- Brief -
Below are some records. Copy every line in them that holds "right".

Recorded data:

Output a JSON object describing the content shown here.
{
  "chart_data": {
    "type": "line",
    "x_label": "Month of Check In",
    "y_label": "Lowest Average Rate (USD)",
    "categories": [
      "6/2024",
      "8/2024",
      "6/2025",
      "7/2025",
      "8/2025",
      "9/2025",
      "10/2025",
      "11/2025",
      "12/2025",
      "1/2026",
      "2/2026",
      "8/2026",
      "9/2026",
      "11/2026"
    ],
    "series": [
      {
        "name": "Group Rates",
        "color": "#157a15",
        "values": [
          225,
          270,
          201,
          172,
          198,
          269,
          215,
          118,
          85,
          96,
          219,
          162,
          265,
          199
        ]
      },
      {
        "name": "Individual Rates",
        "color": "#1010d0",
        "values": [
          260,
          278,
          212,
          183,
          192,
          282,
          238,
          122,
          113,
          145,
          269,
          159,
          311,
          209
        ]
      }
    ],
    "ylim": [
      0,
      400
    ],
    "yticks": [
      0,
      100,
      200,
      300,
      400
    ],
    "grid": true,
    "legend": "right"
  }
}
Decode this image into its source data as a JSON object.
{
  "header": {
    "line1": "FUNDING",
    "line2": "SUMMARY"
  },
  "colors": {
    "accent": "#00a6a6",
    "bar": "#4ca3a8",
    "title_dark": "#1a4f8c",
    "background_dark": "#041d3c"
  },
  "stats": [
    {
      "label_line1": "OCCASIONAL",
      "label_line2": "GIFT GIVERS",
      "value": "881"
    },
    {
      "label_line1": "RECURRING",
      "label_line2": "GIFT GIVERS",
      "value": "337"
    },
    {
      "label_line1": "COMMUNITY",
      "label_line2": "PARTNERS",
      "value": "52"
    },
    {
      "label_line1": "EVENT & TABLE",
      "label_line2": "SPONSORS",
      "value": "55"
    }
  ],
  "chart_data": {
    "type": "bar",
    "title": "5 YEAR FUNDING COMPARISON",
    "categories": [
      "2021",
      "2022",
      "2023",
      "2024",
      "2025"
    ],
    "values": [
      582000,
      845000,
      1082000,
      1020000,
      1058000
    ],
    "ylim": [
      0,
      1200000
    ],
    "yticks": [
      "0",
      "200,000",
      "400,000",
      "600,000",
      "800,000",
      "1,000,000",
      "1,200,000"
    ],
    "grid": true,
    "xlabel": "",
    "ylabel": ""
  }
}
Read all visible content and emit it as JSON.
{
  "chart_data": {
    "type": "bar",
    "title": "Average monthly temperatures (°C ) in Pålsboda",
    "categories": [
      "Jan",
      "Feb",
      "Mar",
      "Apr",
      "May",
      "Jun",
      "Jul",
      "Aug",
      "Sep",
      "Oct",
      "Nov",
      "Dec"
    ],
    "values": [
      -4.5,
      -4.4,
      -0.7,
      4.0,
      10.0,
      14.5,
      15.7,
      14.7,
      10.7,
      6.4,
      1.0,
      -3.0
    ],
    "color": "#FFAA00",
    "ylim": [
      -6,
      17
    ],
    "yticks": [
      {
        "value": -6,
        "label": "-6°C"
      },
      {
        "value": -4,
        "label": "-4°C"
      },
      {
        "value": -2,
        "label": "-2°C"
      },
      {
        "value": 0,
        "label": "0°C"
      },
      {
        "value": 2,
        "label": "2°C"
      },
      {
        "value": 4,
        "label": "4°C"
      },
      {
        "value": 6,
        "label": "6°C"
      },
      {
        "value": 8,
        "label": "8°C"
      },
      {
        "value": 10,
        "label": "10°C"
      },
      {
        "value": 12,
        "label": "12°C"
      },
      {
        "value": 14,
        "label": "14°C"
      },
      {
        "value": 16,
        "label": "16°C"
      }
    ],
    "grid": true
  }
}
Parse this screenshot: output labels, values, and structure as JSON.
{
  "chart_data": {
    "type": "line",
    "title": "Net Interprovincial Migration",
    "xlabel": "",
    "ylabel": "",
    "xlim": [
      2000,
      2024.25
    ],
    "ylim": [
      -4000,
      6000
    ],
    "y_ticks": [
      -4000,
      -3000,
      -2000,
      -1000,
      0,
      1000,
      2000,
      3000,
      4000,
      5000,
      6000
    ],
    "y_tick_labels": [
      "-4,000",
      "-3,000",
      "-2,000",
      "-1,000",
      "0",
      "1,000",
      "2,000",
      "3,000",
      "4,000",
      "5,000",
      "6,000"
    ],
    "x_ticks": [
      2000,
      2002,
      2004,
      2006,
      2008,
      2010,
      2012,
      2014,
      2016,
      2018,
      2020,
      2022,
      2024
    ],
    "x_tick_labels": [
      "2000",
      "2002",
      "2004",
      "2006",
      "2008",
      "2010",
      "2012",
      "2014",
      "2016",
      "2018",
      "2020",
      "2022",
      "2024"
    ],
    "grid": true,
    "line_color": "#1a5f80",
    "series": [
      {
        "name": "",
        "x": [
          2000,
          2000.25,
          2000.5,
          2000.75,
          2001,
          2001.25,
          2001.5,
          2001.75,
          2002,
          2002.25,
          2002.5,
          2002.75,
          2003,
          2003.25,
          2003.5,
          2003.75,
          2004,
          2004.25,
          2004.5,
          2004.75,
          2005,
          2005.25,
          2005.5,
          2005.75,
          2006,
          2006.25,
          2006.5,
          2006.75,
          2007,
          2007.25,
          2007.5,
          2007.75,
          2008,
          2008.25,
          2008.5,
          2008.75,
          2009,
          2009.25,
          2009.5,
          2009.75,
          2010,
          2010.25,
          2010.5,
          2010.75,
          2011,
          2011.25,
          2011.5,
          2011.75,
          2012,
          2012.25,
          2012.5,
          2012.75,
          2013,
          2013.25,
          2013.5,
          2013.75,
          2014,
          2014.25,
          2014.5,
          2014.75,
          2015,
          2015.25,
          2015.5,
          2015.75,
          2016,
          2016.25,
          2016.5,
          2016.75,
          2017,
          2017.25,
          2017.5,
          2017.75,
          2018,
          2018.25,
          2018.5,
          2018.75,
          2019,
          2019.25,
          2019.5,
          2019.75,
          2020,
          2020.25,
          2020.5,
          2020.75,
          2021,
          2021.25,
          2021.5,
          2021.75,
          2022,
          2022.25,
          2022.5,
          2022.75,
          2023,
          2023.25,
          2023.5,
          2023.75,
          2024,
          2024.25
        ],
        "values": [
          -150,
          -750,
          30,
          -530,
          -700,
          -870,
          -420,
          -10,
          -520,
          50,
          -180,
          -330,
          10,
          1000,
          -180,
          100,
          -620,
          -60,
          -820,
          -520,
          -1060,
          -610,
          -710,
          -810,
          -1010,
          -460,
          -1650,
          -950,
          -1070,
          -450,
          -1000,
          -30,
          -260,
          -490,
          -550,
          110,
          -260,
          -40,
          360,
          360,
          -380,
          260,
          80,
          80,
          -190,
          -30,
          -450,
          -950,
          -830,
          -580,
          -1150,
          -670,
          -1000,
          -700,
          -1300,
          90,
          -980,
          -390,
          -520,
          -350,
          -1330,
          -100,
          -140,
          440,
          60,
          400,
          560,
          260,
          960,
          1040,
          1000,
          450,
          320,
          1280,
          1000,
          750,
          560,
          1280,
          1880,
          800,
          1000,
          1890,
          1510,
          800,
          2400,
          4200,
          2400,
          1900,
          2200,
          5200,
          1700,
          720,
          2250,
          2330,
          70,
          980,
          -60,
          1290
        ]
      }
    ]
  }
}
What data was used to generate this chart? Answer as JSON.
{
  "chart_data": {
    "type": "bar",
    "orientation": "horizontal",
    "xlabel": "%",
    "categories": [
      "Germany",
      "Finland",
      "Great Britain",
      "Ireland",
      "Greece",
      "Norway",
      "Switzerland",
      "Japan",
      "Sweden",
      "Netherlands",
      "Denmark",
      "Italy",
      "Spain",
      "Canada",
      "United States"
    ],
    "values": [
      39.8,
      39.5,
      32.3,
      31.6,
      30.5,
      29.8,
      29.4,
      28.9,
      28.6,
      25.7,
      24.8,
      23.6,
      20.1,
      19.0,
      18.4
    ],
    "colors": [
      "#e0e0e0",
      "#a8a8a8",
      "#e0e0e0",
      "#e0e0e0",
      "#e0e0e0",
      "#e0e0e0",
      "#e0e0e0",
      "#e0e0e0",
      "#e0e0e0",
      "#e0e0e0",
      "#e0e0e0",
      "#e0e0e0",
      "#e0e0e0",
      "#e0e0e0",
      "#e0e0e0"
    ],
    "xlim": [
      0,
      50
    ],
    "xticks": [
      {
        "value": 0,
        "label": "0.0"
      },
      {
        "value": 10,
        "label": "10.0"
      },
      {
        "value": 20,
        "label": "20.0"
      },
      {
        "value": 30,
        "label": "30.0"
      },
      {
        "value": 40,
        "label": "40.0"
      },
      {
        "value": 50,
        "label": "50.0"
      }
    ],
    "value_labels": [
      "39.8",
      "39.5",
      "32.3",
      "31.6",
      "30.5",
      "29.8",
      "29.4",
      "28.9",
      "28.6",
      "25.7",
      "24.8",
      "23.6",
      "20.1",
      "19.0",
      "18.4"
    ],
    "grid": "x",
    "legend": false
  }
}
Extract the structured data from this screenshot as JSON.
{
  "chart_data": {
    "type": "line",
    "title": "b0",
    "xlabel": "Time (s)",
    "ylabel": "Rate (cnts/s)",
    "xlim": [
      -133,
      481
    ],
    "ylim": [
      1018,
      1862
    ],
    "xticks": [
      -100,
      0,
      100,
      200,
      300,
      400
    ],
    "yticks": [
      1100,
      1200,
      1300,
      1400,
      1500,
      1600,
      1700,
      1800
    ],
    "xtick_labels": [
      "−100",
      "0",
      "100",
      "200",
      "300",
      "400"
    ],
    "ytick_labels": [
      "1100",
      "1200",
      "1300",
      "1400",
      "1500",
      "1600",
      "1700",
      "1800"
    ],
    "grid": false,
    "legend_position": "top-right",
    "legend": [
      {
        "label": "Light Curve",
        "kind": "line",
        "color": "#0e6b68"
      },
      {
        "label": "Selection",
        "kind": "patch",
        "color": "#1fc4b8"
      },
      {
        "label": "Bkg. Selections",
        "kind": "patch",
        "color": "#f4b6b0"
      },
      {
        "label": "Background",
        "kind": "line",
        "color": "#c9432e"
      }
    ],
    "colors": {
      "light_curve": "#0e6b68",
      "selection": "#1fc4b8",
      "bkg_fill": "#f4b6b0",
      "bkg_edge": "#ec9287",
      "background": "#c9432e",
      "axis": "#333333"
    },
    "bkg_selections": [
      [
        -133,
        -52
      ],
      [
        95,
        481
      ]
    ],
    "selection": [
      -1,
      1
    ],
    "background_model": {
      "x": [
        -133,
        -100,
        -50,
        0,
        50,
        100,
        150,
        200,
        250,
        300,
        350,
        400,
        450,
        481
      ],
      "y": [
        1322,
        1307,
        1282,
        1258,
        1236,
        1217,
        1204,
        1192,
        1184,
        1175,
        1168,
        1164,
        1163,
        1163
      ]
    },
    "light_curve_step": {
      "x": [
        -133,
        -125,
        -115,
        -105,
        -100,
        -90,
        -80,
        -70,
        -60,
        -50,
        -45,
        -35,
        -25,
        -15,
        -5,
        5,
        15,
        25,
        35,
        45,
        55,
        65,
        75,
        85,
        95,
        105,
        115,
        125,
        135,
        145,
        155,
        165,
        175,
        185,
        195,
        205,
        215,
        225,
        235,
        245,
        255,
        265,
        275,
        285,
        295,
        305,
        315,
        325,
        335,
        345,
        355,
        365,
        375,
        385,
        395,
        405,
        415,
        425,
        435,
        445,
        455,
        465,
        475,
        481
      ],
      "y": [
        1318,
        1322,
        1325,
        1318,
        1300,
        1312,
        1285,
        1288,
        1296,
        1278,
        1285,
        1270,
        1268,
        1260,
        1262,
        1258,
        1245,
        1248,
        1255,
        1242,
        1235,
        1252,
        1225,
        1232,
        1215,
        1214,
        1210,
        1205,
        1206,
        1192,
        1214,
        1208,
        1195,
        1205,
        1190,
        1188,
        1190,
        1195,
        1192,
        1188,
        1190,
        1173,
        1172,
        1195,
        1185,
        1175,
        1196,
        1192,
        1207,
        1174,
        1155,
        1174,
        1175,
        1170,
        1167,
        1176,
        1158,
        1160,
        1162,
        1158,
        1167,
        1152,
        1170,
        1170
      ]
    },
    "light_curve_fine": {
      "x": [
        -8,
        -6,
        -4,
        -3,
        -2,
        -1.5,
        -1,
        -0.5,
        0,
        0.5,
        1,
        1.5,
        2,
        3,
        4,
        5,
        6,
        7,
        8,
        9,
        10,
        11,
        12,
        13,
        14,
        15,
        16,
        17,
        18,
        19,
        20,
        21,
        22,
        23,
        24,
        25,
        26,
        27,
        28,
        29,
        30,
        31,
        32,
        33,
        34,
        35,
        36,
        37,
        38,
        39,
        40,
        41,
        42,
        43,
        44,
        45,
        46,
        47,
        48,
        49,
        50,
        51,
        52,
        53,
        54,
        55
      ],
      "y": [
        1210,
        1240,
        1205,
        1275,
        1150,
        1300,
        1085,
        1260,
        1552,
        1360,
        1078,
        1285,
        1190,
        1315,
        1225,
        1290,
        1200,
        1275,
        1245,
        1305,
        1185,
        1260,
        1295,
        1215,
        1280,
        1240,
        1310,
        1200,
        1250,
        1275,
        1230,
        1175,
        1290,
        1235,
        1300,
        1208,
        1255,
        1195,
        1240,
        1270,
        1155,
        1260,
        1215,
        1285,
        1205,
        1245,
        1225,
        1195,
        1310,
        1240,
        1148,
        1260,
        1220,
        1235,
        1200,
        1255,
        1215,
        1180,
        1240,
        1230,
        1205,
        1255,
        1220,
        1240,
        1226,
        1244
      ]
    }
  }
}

- Exercise result -
    "legend": "right"
    "legend_position": "top-right",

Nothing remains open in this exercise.